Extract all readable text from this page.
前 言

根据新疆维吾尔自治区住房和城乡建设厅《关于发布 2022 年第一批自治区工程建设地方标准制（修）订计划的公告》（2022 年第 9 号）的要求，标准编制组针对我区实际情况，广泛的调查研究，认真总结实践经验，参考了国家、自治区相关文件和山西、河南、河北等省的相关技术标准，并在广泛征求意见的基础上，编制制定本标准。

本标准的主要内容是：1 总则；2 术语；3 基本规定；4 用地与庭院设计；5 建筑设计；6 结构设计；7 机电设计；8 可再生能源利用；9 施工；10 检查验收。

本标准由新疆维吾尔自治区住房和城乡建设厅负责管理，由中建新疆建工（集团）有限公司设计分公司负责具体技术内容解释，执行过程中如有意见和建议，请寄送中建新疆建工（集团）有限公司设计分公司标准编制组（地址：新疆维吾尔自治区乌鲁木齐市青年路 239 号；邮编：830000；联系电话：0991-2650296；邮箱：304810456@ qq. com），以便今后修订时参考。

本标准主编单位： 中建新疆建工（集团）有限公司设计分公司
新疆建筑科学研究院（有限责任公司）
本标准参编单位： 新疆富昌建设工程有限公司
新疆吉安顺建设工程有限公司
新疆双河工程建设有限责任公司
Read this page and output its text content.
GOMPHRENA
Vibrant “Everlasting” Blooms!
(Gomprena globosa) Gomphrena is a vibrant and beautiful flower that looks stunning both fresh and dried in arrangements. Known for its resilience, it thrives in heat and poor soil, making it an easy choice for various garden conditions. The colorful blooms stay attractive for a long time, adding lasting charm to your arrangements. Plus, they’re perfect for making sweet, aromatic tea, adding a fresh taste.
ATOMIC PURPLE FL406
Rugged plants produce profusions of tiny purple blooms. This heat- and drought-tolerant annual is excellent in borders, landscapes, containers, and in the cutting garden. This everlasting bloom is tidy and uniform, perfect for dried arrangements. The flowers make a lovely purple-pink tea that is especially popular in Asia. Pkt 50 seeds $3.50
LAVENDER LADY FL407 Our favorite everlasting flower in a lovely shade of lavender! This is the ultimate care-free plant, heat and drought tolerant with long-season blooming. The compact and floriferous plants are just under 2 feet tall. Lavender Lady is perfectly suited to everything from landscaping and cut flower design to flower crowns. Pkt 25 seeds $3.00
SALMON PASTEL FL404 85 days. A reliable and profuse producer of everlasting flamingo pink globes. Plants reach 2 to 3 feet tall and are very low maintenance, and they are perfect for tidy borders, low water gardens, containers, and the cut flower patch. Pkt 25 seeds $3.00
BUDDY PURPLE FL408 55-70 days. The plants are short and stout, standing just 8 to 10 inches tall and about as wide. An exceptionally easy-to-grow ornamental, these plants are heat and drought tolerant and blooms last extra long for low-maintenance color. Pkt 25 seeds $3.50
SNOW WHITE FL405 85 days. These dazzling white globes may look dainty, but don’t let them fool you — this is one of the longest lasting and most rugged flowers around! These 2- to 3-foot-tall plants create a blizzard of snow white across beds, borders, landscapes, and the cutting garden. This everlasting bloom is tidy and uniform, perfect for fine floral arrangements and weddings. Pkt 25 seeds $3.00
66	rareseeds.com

STATED EXERCISE |
Type out the material again exactly as presented.

ANSWER TO THE TASK |
Extract all readable text from this page.
前 言

根据新疆维吾尔自治区住房和城乡建设厅《关于发布 2022 年第一批自治区工程建设地方标准制（修）订计划的公告》（2022 年第 9 号）的要求，标准编制组针对我区实际情况，广泛的调查研究，认真总结实践经验，参考了国家、自治区相关文件和山西、河南、河北等省的相关技术标准，并在广泛征求意见的基础上，编制制定本标准。

本标准的主要内容是：1 总则；2 术语；3 基本规定；4 用地与庭院设计；5 建筑设计；6 结构设计；7 机电设计；8 可再生能源利用；9 施工；10 检查验收。

本标准由新疆维吾尔自治区住房和城乡建设厅负责管理，由中建新疆建工（集团）有限公司设计分公司负责具体技术内容解释，执行过程中如有意见和建议，请寄送中建新疆建工（集团）有限公司设计分公司标准编制组（地址：新疆维吾尔自治区乌鲁木齐市青年路 239 号；邮编：830000；联系电话：0991-2650296；邮箱：304810456@ qq. com），以便今后修订时参考。

本标准主编单位： 中建新疆建工（集团）有限公司设计分公司
新疆建筑科学研究院（有限责任公司）
本标准参编单位： 新疆富昌建设工程有限公司
新疆吉安顺建设工程有限公司
新疆双河工程建设有限责任公司
Read this page and output its text content.
GOMPHRENA
Vibrant “Everlasting” Blooms!
(Gomprena globosa) Gomphrena is a vibrant and beautiful flower that looks stunning both fresh and dried in arrangements. Known for its resilience, it thrives in heat and poor soil, making it an easy choice for various garden conditions. The colorful blooms stay attractive for a long time, adding lasting charm to your arrangements. Plus, they’re perfect for making sweet, aromatic tea, adding a fresh taste.
ATOMIC PURPLE FL406
Rugged plants produce profusions of tiny purple blooms. This heat- and drought-tolerant annual is excellent in borders, landscapes, containers, and in the cutting garden. This everlasting bloom is tidy and uniform, perfect for dried arrangements. The flowers make a lovely purple-pink tea that is especially popular in Asia. Pkt 50 seeds $3.50
LAVENDER LADY FL407 Our favorite everlasting flower in a lovely shade of lavender! This is the ultimate care-free plant, heat and drought tolerant with long-season blooming. The compact and floriferous plants are just under 2 feet tall. Lavender Lady is perfectly suited to everything from landscaping and cut flower design to flower crowns. Pkt 25 seeds $3.00
SALMON PASTEL FL404 85 days. A reliable and profuse producer of everlasting flamingo pink globes. Plants reach 2 to 3 feet tall and are very low maintenance, and they are perfect for tidy borders, low water gardens, containers, and the cut flower patch. Pkt 25 seeds $3.00
BUDDY PURPLE FL408 55-70 days. The plants are short and stout, standing just 8 to 10 inches tall and about as wide. An exceptionally easy-to-grow ornamental, these plants are heat and drought tolerant and blooms last extra long for low-maintenance color. Pkt 25 seeds $3.50
SNOW WHITE FL405 85 days. These dazzling white globes may look dainty, but don’t let them fool you — this is one of the longest lasting and most rugged flowers around! These 2- to 3-foot-tall plants create a blizzard of snow white across beds, borders, landscapes, and the cutting garden. This everlasting bloom is tidy and uniform, perfect for fine floral arrangements and weddings. Pkt 25 seeds $3.00
66	rareseeds.com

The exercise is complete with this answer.